- Given request
Where a line of the material contains the string "text", copy that line.

# Data excerpts start

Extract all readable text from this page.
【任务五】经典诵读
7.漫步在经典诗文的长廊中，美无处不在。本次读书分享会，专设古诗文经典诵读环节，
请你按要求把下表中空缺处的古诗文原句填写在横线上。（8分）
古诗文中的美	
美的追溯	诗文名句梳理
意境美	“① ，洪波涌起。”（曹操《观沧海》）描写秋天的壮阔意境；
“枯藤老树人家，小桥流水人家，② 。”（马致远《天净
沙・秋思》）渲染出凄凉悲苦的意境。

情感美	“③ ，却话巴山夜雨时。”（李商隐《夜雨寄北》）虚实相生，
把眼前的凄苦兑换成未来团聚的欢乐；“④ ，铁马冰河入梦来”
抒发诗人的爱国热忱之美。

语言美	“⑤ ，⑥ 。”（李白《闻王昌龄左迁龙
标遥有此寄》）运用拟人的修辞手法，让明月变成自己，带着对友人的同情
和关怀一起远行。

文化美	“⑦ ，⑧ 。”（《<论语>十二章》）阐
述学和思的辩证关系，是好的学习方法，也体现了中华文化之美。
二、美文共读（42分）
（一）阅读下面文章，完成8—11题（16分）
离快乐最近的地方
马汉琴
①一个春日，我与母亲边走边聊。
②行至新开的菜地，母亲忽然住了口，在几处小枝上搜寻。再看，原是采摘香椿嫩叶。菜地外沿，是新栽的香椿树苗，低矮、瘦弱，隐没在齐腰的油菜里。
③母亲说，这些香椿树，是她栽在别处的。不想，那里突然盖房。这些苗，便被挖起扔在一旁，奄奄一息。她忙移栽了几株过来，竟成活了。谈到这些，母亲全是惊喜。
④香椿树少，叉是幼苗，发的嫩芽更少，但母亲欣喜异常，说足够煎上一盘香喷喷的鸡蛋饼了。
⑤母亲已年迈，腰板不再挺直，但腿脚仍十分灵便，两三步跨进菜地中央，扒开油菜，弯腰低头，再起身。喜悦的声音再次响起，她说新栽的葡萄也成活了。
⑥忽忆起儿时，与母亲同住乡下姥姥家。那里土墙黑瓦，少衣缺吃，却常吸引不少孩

# Data excerpts end
# Data excerpts start

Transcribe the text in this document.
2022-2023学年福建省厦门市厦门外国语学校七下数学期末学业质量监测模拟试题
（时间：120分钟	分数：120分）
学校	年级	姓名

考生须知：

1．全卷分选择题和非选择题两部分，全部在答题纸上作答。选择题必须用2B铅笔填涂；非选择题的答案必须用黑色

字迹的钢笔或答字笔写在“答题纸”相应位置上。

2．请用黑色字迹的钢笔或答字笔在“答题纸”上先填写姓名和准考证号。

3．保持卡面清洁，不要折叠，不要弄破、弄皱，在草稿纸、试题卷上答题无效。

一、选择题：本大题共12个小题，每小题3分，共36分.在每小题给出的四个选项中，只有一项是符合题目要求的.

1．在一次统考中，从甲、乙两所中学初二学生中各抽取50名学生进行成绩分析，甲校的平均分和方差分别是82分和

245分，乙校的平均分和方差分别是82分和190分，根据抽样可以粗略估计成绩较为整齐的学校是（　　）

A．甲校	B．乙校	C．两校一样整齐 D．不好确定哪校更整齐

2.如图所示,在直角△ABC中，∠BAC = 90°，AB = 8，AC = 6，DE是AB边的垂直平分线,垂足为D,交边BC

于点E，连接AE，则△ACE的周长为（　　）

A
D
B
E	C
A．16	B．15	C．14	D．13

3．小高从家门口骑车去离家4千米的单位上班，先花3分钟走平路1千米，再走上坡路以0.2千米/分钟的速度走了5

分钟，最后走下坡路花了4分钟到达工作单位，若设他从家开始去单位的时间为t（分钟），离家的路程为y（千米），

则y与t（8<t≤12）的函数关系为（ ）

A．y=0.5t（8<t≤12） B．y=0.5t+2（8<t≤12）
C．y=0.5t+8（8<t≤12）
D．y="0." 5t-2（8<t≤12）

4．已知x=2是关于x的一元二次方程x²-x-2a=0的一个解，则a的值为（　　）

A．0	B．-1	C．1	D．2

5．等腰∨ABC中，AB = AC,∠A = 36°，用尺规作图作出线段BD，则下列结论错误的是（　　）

# Data excerpts end

- Solution to this exercise
Extract all readable text from this page.
Transcribe the text in this document.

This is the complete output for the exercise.